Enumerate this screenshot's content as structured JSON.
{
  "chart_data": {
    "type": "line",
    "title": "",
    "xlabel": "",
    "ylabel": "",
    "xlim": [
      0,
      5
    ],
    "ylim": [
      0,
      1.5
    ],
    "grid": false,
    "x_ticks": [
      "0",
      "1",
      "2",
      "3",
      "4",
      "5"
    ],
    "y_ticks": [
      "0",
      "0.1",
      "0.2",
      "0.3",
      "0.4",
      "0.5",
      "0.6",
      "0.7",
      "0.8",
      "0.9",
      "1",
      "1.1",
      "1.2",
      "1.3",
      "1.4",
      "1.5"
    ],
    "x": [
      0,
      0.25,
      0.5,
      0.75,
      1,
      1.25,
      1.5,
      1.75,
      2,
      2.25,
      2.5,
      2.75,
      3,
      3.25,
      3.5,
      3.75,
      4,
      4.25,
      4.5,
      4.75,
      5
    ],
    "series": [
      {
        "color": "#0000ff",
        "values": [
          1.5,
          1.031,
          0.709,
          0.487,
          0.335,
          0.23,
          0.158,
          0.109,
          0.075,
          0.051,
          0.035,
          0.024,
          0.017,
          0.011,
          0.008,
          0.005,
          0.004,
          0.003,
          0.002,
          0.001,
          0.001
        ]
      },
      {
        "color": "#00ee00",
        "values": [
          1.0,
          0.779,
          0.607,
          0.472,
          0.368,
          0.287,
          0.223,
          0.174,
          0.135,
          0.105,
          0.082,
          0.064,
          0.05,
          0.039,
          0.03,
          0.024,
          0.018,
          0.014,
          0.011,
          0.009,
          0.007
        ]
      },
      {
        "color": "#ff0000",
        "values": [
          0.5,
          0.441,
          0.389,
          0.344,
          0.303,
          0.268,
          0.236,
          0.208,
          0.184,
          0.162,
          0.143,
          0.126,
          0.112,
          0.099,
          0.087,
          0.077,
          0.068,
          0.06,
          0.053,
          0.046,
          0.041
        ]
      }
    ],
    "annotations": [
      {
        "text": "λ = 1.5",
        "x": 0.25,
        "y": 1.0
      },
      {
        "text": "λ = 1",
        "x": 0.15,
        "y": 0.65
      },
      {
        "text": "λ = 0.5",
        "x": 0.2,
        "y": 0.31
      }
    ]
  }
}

******

Reproduce the listing above verbatim, from first line to last.

Final result:
Enumerate this screenshot's content as structured JSON.
{
  "chart_data": {
    "type": "line",
    "title": "",
    "xlabel": "",
    "ylabel": "",
    "xlim": [
      0,
      5
    ],
    "ylim": [
      0,
      1.5
    ],
    "grid": false,
    "x_ticks": [
      "0",
      "1",
      "2",
      "3",
      "4",
      "5"
    ],
    "y_ticks": [
      "0",
      "0.1",
      "0.2",
      "0.3",
      "0.4",
      "0.5",
      "0.6",
      "0.7",
      "0.8",
      "0.9",
      "1",
      "1.1",
      "1.2",
      "1.3",
      "1.4",
      "1.5"
    ],
    "x": [
      0,
      0.25,
      0.5,
      0.75,
      1,
      1.25,
      1.5,
      1.75,
      2,
      2.25,
      2.5,
      2.75,
      3,
      3.25,
      3.5,
      3.75,
      4,
      4.25,
      4.5,
      4.75,
      5
    ],
    "series": [
      {
        "color": "#0000ff",
        "values": [
          1.5,
          1.031,
          0.709,
          0.487,
          0.335,
          0.23,
          0.158,
          0.109,
          0.075,
          0.051,
          0.035,
          0.024,
          0.017,
          0.011,
          0.008,
          0.005,
          0.004,
          0.003,
          0.002,
          0.001,
          0.001
        ]
      },
      {
        "color": "#00ee00",
        "values": [
          1.0,
          0.779,
          0.607,
          0.472,
          0.368,
          0.287,
          0.223,
          0.174,
          0.135,
          0.105,
          0.082,
          0.064,
          0.05,
          0.039,
          0.03,
          0.024,
          0.018,
          0.014,
          0.011,
          0.009,
          0.007
        ]
      },
      {
        "color": "#ff0000",
        "values": [
          0.5,
          0.441,
          0.389,
          0.344,
          0.303,
          0.268,
          0.236,
          0.208,
          0.184,
          0.162,
          0.143,
          0.126,
          0.112,
          0.099,
          0.087,
          0.077,
          0.068,
          0.06,
          0.053,
          0.046,
          0.041
        ]
      }
    ],
    "annotations": [
      {
        "text": "λ = 1.5",
        "x": 0.25,
        "y": 1.0
      },
      {
        "text": "λ = 1",
        "x": 0.15,
        "y": 0.65
      },
      {
        "text": "λ = 0.5",
        "x": 0.2,
        "y": 0.31
      }
    ]
  }
}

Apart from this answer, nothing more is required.